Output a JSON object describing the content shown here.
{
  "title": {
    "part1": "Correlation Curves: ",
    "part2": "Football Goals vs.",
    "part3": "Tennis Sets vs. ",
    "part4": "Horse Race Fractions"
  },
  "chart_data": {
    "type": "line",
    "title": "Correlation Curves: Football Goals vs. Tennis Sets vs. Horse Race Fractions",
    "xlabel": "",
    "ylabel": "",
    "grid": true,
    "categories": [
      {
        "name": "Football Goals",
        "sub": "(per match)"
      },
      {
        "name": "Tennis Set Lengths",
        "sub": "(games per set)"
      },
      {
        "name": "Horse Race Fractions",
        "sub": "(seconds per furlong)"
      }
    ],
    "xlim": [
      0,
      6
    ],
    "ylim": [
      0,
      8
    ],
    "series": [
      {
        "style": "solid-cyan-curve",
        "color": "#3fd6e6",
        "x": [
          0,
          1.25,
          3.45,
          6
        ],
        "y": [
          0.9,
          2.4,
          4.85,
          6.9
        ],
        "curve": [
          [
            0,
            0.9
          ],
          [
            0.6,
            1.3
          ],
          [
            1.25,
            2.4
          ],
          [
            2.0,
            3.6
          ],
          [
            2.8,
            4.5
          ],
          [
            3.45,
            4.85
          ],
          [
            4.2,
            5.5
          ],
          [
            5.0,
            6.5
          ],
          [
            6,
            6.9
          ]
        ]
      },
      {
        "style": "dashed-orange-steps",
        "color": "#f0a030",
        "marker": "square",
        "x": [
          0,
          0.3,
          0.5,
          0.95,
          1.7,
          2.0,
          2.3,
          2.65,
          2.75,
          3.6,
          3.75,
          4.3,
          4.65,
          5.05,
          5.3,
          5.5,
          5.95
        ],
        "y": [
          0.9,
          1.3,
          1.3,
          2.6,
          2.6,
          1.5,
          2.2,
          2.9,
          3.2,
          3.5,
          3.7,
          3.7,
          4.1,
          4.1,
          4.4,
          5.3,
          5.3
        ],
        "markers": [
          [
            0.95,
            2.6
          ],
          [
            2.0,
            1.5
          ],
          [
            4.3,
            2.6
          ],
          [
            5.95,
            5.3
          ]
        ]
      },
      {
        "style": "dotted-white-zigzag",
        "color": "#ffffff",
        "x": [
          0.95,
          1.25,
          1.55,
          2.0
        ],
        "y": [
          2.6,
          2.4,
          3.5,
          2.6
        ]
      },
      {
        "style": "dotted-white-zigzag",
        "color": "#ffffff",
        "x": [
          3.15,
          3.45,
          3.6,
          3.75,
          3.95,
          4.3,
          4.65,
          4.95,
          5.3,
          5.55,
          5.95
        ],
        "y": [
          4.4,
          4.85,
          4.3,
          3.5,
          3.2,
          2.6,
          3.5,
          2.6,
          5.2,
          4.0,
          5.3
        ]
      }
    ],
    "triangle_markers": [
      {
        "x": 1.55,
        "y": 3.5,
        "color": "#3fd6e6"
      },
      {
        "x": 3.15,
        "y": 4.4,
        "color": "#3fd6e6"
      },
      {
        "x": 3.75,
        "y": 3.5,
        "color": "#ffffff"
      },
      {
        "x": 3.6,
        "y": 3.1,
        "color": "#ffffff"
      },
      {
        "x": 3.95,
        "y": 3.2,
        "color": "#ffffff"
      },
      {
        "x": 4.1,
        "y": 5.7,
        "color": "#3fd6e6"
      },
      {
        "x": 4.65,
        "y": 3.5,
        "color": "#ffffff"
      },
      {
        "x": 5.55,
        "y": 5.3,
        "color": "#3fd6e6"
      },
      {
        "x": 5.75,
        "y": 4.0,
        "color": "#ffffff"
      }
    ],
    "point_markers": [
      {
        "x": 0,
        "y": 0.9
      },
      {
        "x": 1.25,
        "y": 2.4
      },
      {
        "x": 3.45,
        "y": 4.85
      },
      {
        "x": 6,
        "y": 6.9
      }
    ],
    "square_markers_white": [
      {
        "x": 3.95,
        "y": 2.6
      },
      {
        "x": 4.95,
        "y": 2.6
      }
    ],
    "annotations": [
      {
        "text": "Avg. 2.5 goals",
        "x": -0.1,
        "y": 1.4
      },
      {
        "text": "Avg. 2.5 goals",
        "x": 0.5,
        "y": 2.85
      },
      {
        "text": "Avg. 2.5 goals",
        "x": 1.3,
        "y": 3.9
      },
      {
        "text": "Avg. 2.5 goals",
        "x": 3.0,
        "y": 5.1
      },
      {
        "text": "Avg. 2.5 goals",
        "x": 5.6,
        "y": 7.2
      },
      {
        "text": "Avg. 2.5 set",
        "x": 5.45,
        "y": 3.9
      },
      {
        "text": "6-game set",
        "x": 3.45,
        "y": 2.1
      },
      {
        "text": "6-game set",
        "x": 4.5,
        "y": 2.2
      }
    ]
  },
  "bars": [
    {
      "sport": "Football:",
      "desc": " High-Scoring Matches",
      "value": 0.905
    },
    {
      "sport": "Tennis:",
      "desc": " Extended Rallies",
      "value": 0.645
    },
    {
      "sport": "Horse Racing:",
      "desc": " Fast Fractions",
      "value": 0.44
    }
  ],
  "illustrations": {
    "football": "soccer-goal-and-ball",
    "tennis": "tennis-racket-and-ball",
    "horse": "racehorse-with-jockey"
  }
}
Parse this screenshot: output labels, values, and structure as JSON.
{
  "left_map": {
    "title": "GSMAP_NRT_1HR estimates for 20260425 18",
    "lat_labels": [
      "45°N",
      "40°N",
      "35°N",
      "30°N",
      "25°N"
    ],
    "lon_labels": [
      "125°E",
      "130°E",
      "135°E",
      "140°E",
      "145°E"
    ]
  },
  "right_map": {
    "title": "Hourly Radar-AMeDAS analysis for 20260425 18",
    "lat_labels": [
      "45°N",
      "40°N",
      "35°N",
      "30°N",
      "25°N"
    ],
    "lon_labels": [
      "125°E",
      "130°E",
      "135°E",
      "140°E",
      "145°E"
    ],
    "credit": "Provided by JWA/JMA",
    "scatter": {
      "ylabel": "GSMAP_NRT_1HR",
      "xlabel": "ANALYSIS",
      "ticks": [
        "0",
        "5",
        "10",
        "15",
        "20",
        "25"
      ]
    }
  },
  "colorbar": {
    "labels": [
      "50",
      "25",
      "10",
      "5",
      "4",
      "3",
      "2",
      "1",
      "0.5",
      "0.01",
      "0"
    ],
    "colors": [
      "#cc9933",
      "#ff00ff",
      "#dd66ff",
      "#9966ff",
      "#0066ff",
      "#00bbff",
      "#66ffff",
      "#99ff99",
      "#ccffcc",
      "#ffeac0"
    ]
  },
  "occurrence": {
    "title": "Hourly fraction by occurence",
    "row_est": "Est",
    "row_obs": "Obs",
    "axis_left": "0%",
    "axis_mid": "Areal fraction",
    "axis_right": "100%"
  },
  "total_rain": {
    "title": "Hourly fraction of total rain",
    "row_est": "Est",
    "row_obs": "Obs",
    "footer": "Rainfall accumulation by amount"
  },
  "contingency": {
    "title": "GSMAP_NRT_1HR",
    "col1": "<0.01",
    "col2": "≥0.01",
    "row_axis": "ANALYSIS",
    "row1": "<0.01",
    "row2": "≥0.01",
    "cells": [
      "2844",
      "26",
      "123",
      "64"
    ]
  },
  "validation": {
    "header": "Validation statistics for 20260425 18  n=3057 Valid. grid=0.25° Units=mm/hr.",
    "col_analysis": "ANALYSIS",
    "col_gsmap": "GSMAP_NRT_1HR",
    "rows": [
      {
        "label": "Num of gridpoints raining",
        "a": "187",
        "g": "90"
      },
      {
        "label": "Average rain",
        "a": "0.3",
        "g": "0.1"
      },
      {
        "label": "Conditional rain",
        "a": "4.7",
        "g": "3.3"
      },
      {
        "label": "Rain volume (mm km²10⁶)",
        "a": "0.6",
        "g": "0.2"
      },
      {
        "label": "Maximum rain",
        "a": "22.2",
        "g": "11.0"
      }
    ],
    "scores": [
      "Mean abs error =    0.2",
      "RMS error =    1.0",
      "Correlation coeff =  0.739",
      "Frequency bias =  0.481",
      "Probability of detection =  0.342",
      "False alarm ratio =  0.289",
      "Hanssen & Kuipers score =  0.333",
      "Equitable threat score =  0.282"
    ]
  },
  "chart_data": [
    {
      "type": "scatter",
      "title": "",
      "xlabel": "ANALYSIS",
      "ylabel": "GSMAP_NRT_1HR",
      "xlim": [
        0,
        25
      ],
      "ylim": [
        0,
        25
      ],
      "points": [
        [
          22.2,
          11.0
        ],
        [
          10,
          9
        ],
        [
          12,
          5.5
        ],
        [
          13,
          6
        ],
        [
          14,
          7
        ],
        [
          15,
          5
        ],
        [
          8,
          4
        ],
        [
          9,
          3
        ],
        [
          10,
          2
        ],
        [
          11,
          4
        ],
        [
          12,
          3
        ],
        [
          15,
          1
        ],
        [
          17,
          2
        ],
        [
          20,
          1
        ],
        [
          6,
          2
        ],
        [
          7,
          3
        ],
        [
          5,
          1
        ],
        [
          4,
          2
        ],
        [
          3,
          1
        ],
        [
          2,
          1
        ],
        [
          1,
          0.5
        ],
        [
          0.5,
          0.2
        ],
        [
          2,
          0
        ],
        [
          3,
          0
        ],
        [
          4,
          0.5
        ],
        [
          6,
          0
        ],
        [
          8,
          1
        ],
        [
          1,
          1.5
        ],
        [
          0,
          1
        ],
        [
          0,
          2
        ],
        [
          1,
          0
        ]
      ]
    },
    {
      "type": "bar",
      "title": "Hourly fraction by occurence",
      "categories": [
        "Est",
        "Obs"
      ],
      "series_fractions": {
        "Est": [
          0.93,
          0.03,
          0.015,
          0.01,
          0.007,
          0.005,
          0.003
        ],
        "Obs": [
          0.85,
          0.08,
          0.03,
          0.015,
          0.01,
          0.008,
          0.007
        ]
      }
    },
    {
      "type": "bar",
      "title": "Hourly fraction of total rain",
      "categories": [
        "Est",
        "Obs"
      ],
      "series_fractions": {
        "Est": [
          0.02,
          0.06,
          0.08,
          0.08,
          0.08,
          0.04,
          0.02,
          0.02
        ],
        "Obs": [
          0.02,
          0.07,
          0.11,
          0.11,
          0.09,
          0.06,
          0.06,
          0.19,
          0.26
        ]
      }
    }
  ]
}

- [Written instruction]
Filter for "style". Return all lines that hold it.

- [Task response]
        "style": "solid-cyan-curve",
        "style": "dashed-orange-steps",
        "style": "dotted-white-zigzag",
        "style": "dotted-white-zigzag",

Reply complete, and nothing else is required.